DIRECTIONS FOR THIS TASK –
Carry none of the pictures over; write out the complete data exactly.
## BEGIN DATA SUPPLIED
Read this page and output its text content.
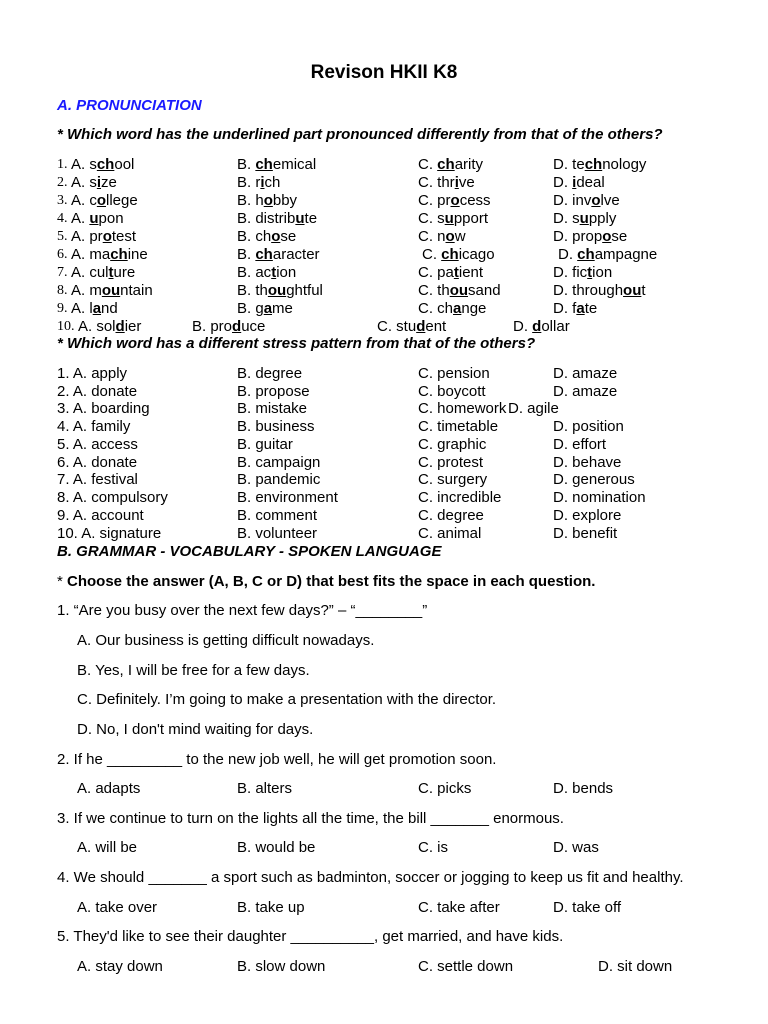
Revison HKII K8
A. PRONUNCIATION
* Which word has the underlined part pronounced differently from that of the others?
1. A. school	B. chemical	C. charity	D. technology
2. A. size	B. rich	C. thrive	D. ideal
3. A. college	B. hobby	C. process	D. involve
4. A. upon	B. distribute	C. support	D. supply
5. A. protest	B. chose	C. now	D. propose
6. A. machine	B. character	C. chicago	D. champagne
7. A. culture	B. action	C. patient	D. fiction
8. A. mountain	B. thoughtful	C. thousand	D. throughout
9. A. land	B. game	C. change	D. fate
10. A. soldier	B. produce	C. student	D. dollar
* Which word has a different stress pattern from that of the others?
1. A. apply	B. degree	C. pension	D. amaze
2. A. donate	B. propose	C. boycott	D. amaze
3. A. boarding	B. mistake	C. homework D. agile
4. A. family	B. business	C. timetable	D. position
5. A. access	B. guitar	C. graphic	D. effort
6. A. donate	B. campaign	C. protest	D. behave
7. A. festival	B. pandemic	C. surgery	D. generous
8. A. compulsory	B. environment	C. incredible	D. nomination
9. A. account	B. comment	C. degree	D. explore
10. A. signature	B. volunteer	C. animal	D. benefit
B. GRAMMAR - VOCABULARY - SPOKEN LANGUAGE
* Choose the answer (A, B, C or D) that best fits the space in each question.
1. “Are you busy over the next few days?” – “________”
A. Our business is getting difficult nowadays.
B. Yes, I will be free for a few days.
C. Definitely. I’m going to make a presentation with the director.
D. No, I don't mind waiting for days.
2. If he _________ to the new job well, he will get promotion soon.
A. adapts	B. alters	C. picks	D. bends
3. If we continue to turn on the lights all the time, the bill _______ enormous.
A. will be	B. would be	C. is	D. was
4. We should _______ a sport such as badminton, soccer or jogging to keep us fit and healthy.
A. take over	B. take up	C. take after	D. take off
5. They'd like to see their daughter __________, get married, and have kids.
A. stay down	B. slow down	C. settle down	D. sit down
## END DATA SUPPLIED
SOLUTION TO THE EXERCISE –
Read this page and output its text content.
Revison HKII K8
A. PRONUNCIATION
* Which word has the underlined part pronounced differently from that of the others?
1. A. school	B. chemical	C. charity	D. technology
2. A. size	B. rich	C. thrive	D. ideal
3. A. college	B. hobby	C. process	D. involve
4. A. upon	B. distribute	C. support	D. supply
5. A. protest	B. chose	C. now	D. propose
6. A. machine	B. character	C. chicago	D. champagne
7. A. culture	B. action	C. patient	D. fiction
8. A. mountain	B. thoughtful	C. thousand	D. throughout
9. A. land	B. game	C. change	D. fate
10. A. soldier	B. produce	C. student	D. dollar
* Which word has a different stress pattern from that of the others?
1. A. apply	B. degree	C. pension	D. amaze
2. A. donate	B. propose	C. boycott	D. amaze
3. A. boarding	B. mistake	C. homework D. agile
4. A. family	B. business	C. timetable	D. position
5. A. access	B. guitar	C. graphic	D. effort
6. A. donate	B. campaign	C. protest	D. behave
7. A. festival	B. pandemic	C. surgery	D. generous
8. A. compulsory	B. environment	C. incredible	D. nomination
9. A. account	B. comment	C. degree	D. explore
10. A. signature	B. volunteer	C. animal	D. benefit
B. GRAMMAR - VOCABULARY - SPOKEN LANGUAGE
* Choose the answer (A, B, C or D) that best fits the space in each question.
1. “Are you busy over the next few days?” – “________”
A. Our business is getting difficult nowadays.
B. Yes, I will be free for a few days.
C. Definitely. I’m going to make a presentation with the director.
D. No, I don't mind waiting for days.
2. If he _________ to the new job well, he will get promotion soon.
A. adapts	B. alters	C. picks	D. bends
3. If we continue to turn on the lights all the time, the bill _______ enormous.
A. will be	B. would be	C. is	D. was
4. We should _______ a sport such as badminton, soccer or jogging to keep us fit and healthy.
A. take over	B. take up	C. take after	D. take off
5. They'd like to see their daughter __________, get married, and have kids.
A. stay down	B. slow down	C. settle down	D. sit down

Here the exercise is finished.